## TASK TO COMPLETE:
Check each line of the listing for the string "Tickets", then state how many lines have it. Only the number is wanted.

[start]

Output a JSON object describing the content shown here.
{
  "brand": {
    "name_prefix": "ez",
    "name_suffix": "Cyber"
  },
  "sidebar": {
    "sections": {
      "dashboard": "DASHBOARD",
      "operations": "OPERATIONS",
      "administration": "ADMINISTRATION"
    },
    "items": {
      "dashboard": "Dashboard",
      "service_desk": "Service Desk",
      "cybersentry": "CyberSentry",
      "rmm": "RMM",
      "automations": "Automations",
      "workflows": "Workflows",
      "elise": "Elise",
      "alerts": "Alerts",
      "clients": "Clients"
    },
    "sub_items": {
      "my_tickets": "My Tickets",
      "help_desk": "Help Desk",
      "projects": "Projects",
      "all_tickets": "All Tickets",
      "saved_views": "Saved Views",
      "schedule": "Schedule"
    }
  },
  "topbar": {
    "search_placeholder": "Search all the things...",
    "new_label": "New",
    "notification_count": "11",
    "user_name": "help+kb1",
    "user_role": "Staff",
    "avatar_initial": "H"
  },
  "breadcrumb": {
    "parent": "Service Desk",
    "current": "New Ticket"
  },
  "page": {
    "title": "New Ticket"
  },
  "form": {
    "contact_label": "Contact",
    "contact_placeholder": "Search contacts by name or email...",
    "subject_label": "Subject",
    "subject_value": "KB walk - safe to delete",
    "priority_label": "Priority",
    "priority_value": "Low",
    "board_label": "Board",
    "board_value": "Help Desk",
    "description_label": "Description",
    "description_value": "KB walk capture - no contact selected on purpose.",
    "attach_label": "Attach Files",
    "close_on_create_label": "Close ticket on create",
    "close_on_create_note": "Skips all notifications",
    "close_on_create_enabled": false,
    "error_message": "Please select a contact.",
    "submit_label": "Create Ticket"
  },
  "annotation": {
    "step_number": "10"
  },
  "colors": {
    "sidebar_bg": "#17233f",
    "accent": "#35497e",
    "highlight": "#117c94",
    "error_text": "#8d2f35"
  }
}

[end]

## FINAL RESULT:
2